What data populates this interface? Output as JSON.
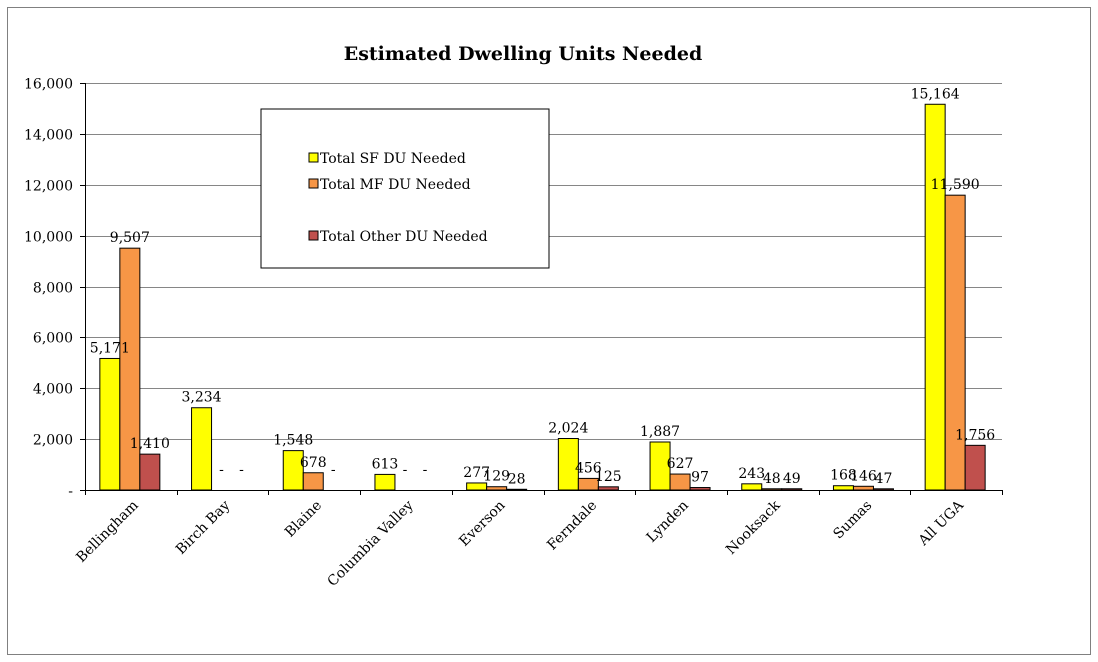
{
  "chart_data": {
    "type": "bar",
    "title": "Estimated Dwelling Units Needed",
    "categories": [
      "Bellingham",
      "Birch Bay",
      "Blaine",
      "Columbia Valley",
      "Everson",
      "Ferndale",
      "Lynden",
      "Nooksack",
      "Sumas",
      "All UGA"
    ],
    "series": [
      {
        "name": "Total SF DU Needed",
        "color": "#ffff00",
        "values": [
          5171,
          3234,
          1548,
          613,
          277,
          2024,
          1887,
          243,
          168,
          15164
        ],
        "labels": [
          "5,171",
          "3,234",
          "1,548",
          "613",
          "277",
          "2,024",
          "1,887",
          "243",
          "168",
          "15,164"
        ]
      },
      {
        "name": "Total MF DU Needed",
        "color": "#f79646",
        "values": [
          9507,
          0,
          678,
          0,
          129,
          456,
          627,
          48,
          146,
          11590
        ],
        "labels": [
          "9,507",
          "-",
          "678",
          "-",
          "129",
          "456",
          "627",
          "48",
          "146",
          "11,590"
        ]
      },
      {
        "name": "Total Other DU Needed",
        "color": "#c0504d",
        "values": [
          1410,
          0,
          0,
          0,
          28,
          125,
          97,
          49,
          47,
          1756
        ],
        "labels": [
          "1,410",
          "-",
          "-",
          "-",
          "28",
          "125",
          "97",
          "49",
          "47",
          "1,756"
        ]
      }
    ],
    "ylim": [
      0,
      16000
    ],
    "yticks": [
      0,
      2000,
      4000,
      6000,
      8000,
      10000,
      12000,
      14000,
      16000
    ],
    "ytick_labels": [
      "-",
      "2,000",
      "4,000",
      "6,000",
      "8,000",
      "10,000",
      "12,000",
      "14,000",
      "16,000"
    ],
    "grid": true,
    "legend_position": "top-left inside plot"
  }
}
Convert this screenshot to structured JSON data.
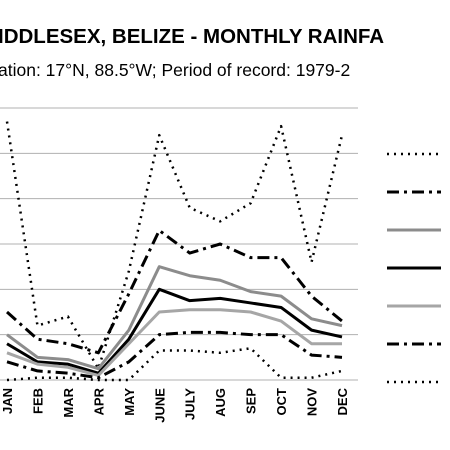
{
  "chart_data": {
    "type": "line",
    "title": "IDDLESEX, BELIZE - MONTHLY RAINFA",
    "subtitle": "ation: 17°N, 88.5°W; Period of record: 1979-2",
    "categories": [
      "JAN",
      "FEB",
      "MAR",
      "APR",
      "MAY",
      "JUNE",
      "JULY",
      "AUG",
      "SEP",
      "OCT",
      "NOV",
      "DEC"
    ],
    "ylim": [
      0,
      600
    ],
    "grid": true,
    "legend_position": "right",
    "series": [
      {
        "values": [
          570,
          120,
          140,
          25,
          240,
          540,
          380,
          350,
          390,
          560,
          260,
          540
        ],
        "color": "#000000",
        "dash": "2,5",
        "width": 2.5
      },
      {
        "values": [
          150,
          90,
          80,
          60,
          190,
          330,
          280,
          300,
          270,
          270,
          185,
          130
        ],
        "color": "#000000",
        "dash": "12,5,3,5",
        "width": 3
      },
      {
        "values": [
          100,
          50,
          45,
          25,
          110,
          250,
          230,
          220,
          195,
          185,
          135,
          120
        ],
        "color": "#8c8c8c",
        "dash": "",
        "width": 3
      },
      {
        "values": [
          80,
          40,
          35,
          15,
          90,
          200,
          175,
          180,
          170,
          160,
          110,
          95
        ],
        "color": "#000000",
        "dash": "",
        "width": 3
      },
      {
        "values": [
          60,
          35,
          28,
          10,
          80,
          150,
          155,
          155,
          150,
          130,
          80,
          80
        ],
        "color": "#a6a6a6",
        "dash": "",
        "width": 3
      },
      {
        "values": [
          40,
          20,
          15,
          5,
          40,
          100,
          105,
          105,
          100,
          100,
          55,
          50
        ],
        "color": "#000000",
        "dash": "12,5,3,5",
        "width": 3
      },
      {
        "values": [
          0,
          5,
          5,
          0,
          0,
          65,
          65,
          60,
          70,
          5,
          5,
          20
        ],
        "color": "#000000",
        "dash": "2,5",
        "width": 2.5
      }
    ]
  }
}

※ ※ ※

## Given task
Print each line of the material above exactly, with the pictures removed from your copy.

## Exercise solution
What data populates this interface? Output as JSON.
{
  "chart_data": {
    "type": "bar",
    "title": "Estimated Dwelling Units Needed",
    "categories": [
      "Bellingham",
      "Birch Bay",
      "Blaine",
      "Columbia Valley",
      "Everson",
      "Ferndale",
      "Lynden",
      "Nooksack",
      "Sumas",
      "All UGA"
    ],
    "series": [
      {
        "name": "Total SF DU Needed",
        "color": "#ffff00",
        "values": [
          5171,
          3234,
          1548,
          613,
          277,
          2024,
          1887,
          243,
          168,
          15164
        ],
        "labels": [
          "5,171",
          "3,234",
          "1,548",
          "613",
          "277",
          "2,024",
          "1,887",
          "243",
          "168",
          "15,164"
        ]
      },
      {
        "name": "Total MF DU Needed",
        "color": "#f79646",
        "values": [
          9507,
          0,
          678,
          0,
          129,
          456,
          627,
          48,
          146,
          11590
        ],
        "labels": [
          "9,507",
          "-",
          "678",
          "-",
          "129",
          "456",
          "627",
          "48",
          "146",
          "11,590"
        ]
      },
      {
        "name": "Total Other DU Needed",
        "color": "#c0504d",
        "values": [
          1410,
          0,
          0,
          0,
          28,
          125,
          97,
          49,
          47,
          1756
        ],
        "labels": [
          "1,410",
          "-",
          "-",
          "-",
          "28",
          "125",
          "97",
          "49",
          "47",
          "1,756"
        ]
      }
    ],
    "ylim": [
      0,
      16000
    ],
    "yticks": [
      0,
      2000,
      4000,
      6000,
      8000,
      10000,
      12000,
      14000,
      16000
    ],
    "ytick_labels": [
      "-",
      "2,000",
      "4,000",
      "6,000",
      "8,000",
      "10,000",
      "12,000",
      "14,000",
      "16,000"
    ],
    "grid": true,
    "legend_position": "top-left inside plot"
  }
}
Convert this screenshot to structured JSON data.
{
  "chart_data": {
    "type": "line",
    "title": "IDDLESEX, BELIZE - MONTHLY RAINFA",
    "subtitle": "ation: 17°N, 88.5°W; Period of record: 1979-2",
    "categories": [
      "JAN",
      "FEB",
      "MAR",
      "APR",
      "MAY",
      "JUNE",
      "JULY",
      "AUG",
      "SEP",
      "OCT",
      "NOV",
      "DEC"
    ],
    "ylim": [
      0,
      600
    ],
    "grid": true,
    "legend_position": "right",
    "series": [
      {
        "values": [
          570,
          120,
          140,
          25,
          240,
          540,
          380,
          350,
          390,
          560,
          260,
          540
        ],
        "color": "#000000",
        "dash": "2,5",
        "width": 2.5
      },
      {
        "values": [
          150,
          90,
          80,
          60,
          190,
          330,
          280,
          300,
          270,
          270,
          185,
          130
        ],
        "color": "#000000",
        "dash": "12,5,3,5",
        "width": 3
      },
      {
        "values": [
          100,
          50,
          45,
          25,
          110,
          250,
          230,
          220,
          195,
          185,
          135,
          120
        ],
        "color": "#8c8c8c",
        "dash": "",
        "width": 3
      },
      {
        "values": [
          80,
          40,
          35,
          15,
          90,
          200,
          175,
          180,
          170,
          160,
          110,
          95
        ],
        "color": "#000000",
        "dash": "",
        "width": 3
      },
      {
        "values": [
          60,
          35,
          28,
          10,
          80,
          150,
          155,
          155,
          150,
          130,
          80,
          80
        ],
        "color": "#a6a6a6",
        "dash": "",
        "width": 3
      },
      {
        "values": [
          40,
          20,
          15,
          5,
          40,
          100,
          105,
          105,
          100,
          100,
          55,
          50
        ],
        "color": "#000000",
        "dash": "12,5,3,5",
        "width": 3
      },
      {
        "values": [
          0,
          5,
          5,
          0,
          0,
          65,
          65,
          60,
          70,
          5,
          5,
          20
        ],
        "color": "#000000",
        "dash": "2,5",
        "width": 2.5
      }
    ]
  }
}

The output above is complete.